> _SUPPLIED TEXT_
══════════
What is the Highest Position Switch Will Reach?

The Number One Spot 9 31.03%
 
Second is Good Enough 15 51.72%
 
Third isn't Too Shabby 5 17.24%
 
Total:29
mjk45 said:
d21lewis said:

I can't cosign on this one. I'm sure several people bought several 360s but before the 360, I was a Sony and Nintendo fan. I've said it before but the PS1 was made of potato chips and the PS2 was made of ramen noodles! It was the first time in my gaming life that I ever had a console just break on me. My PS1 eventually had to be turned upside down to play and then the "spindle" (I think that's the right word) just...fell off. The PS2 was even worse with the dreaded Disc Read Error. It was so bad that Sony actually settled a class action lawsuit. Google it! Anecdotal but I think everybody had to buy a second PS2. We just didn't know it was faulty.

It's one of the major reasons why I got an Xbox 360 in the first place. I said "I'm not paying $600 for a console that's going to break!". I got a 360 instead and, almost exactly one year later, it broke! I did get a PS3 a few months later and, five years later it broke too. The difference is that it was common knowledge that Microsoft repaired the console if you called them. Repairs didn't count as sales.
══════════
> _RECORDS FOR THE TASK_

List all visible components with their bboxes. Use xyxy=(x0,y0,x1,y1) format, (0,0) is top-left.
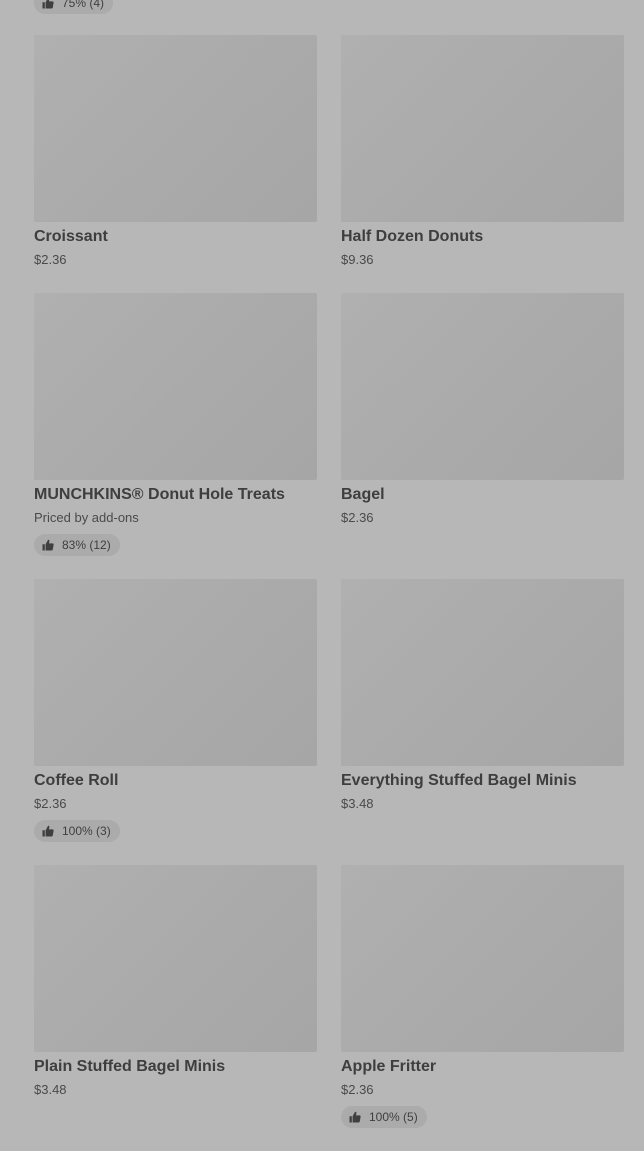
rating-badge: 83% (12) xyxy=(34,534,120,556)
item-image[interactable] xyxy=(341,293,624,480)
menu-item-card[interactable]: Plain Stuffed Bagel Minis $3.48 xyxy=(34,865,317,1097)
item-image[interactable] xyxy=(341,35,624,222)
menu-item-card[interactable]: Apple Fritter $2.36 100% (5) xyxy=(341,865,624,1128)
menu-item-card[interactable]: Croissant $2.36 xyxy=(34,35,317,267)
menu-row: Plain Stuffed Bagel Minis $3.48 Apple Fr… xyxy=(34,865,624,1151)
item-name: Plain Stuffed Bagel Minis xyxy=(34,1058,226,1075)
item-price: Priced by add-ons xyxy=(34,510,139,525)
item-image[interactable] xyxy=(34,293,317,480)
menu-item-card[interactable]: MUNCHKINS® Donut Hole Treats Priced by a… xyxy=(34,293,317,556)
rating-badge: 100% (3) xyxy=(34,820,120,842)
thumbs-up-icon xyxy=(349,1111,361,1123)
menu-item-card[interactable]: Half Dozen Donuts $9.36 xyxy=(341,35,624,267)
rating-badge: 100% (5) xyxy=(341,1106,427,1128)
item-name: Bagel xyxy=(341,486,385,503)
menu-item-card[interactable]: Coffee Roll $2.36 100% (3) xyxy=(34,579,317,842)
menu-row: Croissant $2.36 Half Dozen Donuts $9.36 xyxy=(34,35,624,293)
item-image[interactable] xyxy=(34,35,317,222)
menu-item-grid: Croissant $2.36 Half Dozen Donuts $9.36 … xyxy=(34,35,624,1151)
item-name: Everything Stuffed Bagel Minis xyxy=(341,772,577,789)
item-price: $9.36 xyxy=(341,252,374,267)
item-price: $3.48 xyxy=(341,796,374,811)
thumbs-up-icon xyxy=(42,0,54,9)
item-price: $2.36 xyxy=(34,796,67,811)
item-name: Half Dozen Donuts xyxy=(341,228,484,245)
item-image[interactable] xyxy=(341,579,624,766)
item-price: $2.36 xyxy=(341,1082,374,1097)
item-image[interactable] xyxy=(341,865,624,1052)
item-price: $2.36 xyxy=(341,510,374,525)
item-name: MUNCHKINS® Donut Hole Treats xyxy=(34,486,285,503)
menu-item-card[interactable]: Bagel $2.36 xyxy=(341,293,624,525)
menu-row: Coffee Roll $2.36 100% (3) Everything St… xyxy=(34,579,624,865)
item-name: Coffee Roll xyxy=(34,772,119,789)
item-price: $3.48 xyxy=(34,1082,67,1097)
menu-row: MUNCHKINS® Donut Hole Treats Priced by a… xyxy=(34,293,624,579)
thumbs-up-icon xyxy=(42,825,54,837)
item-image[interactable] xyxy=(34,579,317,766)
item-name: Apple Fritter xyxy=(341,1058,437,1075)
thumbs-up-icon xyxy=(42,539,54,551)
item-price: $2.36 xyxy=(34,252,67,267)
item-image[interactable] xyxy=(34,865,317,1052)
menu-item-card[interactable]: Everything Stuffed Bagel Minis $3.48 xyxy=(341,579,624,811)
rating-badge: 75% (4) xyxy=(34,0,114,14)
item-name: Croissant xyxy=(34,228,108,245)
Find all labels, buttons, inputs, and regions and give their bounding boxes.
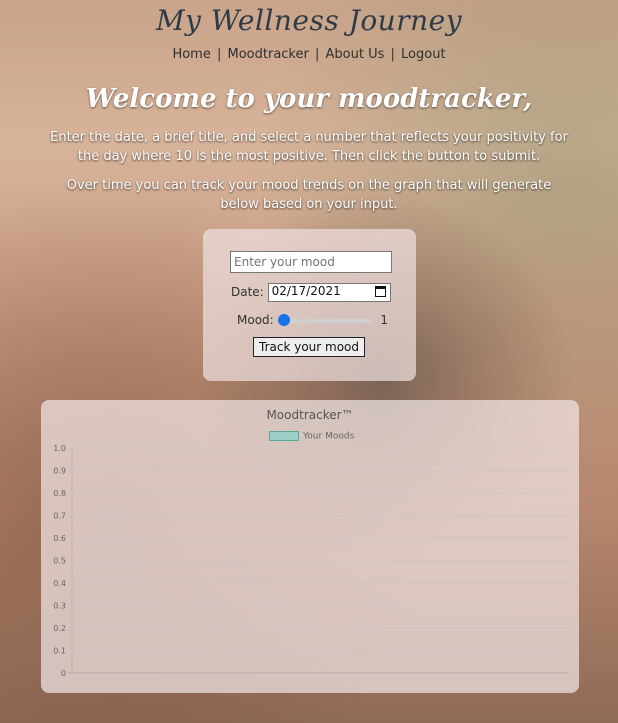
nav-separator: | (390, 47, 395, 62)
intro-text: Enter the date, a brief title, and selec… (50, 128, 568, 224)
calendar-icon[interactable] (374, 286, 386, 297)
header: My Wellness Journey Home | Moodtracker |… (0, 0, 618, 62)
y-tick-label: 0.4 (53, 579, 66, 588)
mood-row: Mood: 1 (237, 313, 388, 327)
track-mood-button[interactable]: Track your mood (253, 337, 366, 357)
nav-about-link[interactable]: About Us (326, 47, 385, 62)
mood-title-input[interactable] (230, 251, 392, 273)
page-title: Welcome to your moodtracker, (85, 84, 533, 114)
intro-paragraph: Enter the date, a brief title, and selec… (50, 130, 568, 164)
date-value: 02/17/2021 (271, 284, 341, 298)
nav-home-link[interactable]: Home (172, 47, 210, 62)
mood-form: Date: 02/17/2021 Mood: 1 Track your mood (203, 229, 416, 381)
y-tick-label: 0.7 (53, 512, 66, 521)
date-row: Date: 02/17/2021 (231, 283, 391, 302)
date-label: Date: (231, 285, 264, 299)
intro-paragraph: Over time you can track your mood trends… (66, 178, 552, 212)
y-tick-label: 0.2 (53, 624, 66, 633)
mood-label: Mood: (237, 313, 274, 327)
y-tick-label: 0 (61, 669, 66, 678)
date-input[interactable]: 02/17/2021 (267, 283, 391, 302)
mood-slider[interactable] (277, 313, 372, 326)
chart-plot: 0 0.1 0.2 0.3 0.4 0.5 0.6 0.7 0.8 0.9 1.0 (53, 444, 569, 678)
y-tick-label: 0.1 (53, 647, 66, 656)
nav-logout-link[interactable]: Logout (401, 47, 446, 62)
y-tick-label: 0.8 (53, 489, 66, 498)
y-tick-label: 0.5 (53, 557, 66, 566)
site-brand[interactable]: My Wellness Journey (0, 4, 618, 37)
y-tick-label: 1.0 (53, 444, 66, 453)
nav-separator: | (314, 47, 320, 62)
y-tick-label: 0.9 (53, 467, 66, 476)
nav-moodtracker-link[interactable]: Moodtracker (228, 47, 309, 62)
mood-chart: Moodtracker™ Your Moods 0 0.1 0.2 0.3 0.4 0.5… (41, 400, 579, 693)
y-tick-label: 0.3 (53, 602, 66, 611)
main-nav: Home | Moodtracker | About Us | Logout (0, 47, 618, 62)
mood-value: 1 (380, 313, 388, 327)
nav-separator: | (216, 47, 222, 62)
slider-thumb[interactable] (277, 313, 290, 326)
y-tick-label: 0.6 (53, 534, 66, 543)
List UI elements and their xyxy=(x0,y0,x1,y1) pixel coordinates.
══════════
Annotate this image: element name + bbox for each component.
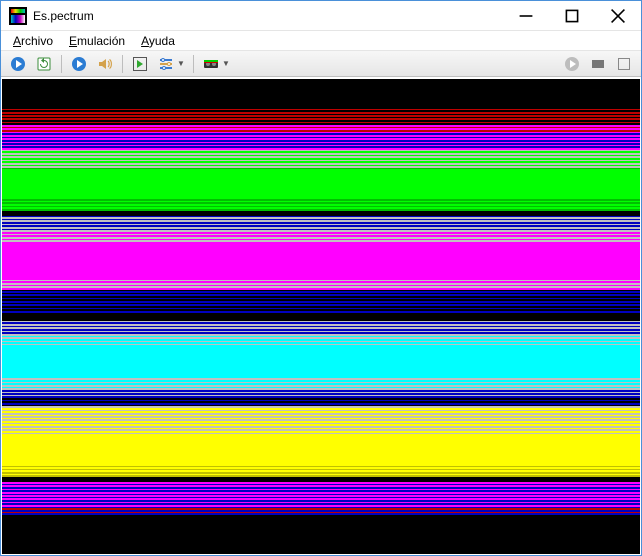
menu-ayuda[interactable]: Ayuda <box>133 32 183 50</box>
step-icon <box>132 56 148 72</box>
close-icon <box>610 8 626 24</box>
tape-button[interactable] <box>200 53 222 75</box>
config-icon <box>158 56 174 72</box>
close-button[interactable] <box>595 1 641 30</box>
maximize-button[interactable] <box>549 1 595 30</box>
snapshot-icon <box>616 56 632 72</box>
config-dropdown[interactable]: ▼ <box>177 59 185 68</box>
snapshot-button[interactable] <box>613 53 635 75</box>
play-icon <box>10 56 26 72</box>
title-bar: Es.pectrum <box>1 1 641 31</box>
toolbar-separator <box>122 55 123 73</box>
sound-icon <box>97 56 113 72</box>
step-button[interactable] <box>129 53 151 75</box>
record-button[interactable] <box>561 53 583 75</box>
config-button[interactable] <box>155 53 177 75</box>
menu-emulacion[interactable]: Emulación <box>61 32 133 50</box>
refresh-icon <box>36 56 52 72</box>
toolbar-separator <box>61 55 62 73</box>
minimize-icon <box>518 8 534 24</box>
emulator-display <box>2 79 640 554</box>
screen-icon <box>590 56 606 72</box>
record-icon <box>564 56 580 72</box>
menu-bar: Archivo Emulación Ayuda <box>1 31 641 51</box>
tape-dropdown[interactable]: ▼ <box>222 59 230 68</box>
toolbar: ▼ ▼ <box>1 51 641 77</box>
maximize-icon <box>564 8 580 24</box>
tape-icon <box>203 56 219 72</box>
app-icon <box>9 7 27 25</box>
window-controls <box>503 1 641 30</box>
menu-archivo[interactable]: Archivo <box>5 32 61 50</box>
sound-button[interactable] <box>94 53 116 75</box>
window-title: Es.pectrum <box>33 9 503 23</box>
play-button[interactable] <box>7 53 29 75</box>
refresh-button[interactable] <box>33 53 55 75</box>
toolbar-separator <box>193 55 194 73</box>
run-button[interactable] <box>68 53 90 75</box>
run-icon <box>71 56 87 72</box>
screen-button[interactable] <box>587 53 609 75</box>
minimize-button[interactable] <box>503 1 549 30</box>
══════════
> _TASKS_
a) In the post about game consoles, what error does the writer name as the PS2's problem?
b) Quote the rows from the one containing "rating-badge: 83% (12) xyxy=(34,534,120,556)" through the one containing "item-image[interactable] xyxy=(341,35,624,222)", both included.
The text and the rows have nothing to do with each other.

> _RESPONSES_
a) The Disc Read Error.

b)
rating-badge: 83% (12) xyxy=(34,534,120,556)
item-image[interactable] xyxy=(341,293,624,480)
menu-item-card[interactable]: Plain Stuffed Bagel Minis $3.48 xyxy=(34,865,317,1097)
item-image[interactable] xyxy=(341,35,624,222)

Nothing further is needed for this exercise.